Items from a figure collection

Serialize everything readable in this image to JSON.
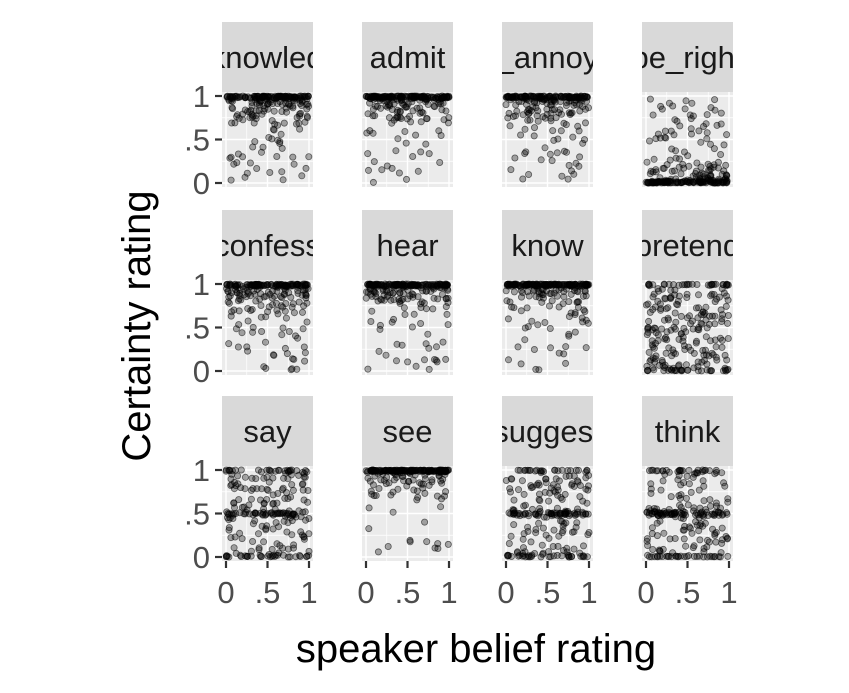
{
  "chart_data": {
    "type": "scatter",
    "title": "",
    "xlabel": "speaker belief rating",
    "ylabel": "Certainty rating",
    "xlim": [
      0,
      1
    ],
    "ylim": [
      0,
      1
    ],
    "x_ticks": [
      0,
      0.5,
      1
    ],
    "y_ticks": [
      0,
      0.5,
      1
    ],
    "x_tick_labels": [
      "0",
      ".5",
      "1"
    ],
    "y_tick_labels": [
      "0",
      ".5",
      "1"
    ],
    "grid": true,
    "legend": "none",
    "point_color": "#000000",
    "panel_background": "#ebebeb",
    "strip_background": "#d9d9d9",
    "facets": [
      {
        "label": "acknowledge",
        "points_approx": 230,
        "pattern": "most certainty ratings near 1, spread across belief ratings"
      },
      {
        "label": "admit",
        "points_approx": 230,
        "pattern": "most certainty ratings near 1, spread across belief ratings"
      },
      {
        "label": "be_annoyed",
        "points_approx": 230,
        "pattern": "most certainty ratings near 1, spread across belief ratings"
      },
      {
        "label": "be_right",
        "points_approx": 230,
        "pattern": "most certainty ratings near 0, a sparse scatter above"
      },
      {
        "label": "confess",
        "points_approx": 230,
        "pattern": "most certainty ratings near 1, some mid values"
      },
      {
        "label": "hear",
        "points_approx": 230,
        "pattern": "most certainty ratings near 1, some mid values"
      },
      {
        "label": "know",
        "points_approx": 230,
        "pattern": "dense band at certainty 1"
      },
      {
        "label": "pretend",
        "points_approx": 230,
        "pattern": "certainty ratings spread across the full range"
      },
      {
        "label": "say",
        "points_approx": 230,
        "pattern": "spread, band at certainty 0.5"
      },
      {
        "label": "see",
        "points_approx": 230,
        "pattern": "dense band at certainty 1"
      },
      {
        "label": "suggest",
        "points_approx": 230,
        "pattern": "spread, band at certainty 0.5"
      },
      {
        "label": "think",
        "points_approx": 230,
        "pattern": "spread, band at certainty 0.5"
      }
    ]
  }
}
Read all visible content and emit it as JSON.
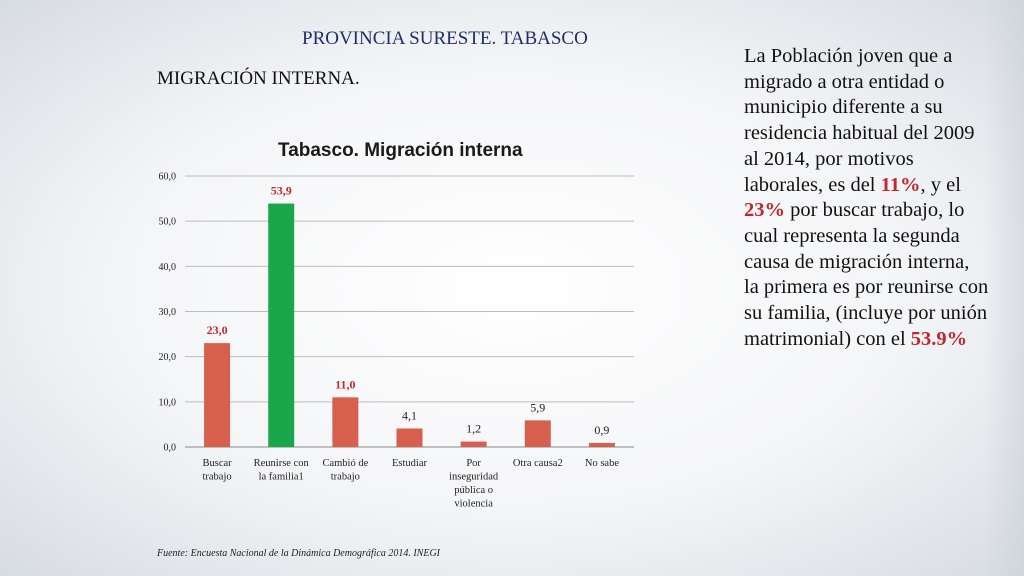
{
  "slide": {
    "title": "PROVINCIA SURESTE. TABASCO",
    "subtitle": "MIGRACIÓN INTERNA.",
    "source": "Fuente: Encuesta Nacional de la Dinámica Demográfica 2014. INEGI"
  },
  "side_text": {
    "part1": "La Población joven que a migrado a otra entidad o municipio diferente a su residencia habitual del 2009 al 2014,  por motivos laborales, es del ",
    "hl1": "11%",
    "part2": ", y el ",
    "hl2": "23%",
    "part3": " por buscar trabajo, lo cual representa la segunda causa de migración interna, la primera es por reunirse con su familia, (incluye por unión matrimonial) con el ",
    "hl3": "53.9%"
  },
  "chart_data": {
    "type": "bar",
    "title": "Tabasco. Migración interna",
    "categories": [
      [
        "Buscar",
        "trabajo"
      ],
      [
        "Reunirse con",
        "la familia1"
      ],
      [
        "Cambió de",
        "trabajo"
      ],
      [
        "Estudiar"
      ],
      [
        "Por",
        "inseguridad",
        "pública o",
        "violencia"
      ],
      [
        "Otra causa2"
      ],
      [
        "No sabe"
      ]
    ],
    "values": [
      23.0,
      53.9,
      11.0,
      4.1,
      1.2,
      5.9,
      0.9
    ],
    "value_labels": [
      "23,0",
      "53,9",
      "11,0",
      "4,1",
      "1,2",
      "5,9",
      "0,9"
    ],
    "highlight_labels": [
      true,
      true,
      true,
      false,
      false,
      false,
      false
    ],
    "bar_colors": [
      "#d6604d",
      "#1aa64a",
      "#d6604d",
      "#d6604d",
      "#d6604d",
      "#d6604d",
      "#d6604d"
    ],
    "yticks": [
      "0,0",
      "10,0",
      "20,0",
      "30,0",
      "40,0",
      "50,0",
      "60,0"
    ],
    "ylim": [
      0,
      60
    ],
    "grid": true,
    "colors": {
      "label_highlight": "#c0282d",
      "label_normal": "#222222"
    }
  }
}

Given problem -> Print every entry exactly as written, without the pictures.

Result of the task ->
Serialize everything readable in this image to JSON.
{
  "chart_data": {
    "type": "scatter",
    "title": "",
    "xlabel": "speaker belief rating",
    "ylabel": "Certainty rating",
    "xlim": [
      0,
      1
    ],
    "ylim": [
      0,
      1
    ],
    "x_ticks": [
      0,
      0.5,
      1
    ],
    "y_ticks": [
      0,
      0.5,
      1
    ],
    "x_tick_labels": [
      "0",
      ".5",
      "1"
    ],
    "y_tick_labels": [
      "0",
      ".5",
      "1"
    ],
    "grid": true,
    "legend": "none",
    "point_color": "#000000",
    "panel_background": "#ebebeb",
    "strip_background": "#d9d9d9",
    "facets": [
      {
        "label": "acknowledge",
        "points_approx": 230,
        "pattern": "most certainty ratings near 1, spread across belief ratings"
      },
      {
        "label": "admit",
        "points_approx": 230,
        "pattern": "most certainty ratings near 1, spread across belief ratings"
      },
      {
        "label": "be_annoyed",
        "points_approx": 230,
        "pattern": "most certainty ratings near 1, spread across belief ratings"
      },
      {
        "label": "be_right",
        "points_approx": 230,
        "pattern": "most certainty ratings near 0, a sparse scatter above"
      },
      {
        "label": "confess",
        "points_approx": 230,
        "pattern": "most certainty ratings near 1, some mid values"
      },
      {
        "label": "hear",
        "points_approx": 230,
        "pattern": "most certainty ratings near 1, some mid values"
      },
      {
        "label": "know",
        "points_approx": 230,
        "pattern": "dense band at certainty 1"
      },
      {
        "label": "pretend",
        "points_approx": 230,
        "pattern": "certainty ratings spread across the full range"
      },
      {
        "label": "say",
        "points_approx": 230,
        "pattern": "spread, band at certainty 0.5"
      },
      {
        "label": "see",
        "points_approx": 230,
        "pattern": "dense band at certainty 1"
      },
      {
        "label": "suggest",
        "points_approx": 230,
        "pattern": "spread, band at certainty 0.5"
      },
      {
        "label": "think",
        "points_approx": 230,
        "pattern": "spread, band at certainty 0.5"
      }
    ]
  }
}
Read all visible content and emit it as JSON.
{
  "slide": {
    "title": "PROVINCIA SURESTE. TABASCO",
    "subtitle": "MIGRACIÓN INTERNA.",
    "source": "Fuente: Encuesta Nacional de la Dinámica Demográfica 2014. INEGI"
  },
  "side_text": {
    "part1": "La Población joven que a migrado a otra entidad o municipio diferente a su residencia habitual del 2009 al 2014,  por motivos laborales, es del ",
    "hl1": "11%",
    "part2": ", y el ",
    "hl2": "23%",
    "part3": " por buscar trabajo, lo cual representa la segunda causa de migración interna, la primera es por reunirse con su familia, (incluye por unión matrimonial) con el ",
    "hl3": "53.9%"
  },
  "chart_data": {
    "type": "bar",
    "title": "Tabasco. Migración interna",
    "categories": [
      [
        "Buscar",
        "trabajo"
      ],
      [
        "Reunirse con",
        "la familia1"
      ],
      [
        "Cambió de",
        "trabajo"
      ],
      [
        "Estudiar"
      ],
      [
        "Por",
        "inseguridad",
        "pública o",
        "violencia"
      ],
      [
        "Otra causa2"
      ],
      [
        "No sabe"
      ]
    ],
    "values": [
      23.0,
      53.9,
      11.0,
      4.1,
      1.2,
      5.9,
      0.9
    ],
    "value_labels": [
      "23,0",
      "53,9",
      "11,0",
      "4,1",
      "1,2",
      "5,9",
      "0,9"
    ],
    "highlight_labels": [
      true,
      true,
      true,
      false,
      false,
      false,
      false
    ],
    "bar_colors": [
      "#d6604d",
      "#1aa64a",
      "#d6604d",
      "#d6604d",
      "#d6604d",
      "#d6604d",
      "#d6604d"
    ],
    "yticks": [
      "0,0",
      "10,0",
      "20,0",
      "30,0",
      "40,0",
      "50,0",
      "60,0"
    ],
    "ylim": [
      0,
      60
    ],
    "grid": true,
    "colors": {
      "label_highlight": "#c0282d",
      "label_normal": "#222222"
    }
  }
}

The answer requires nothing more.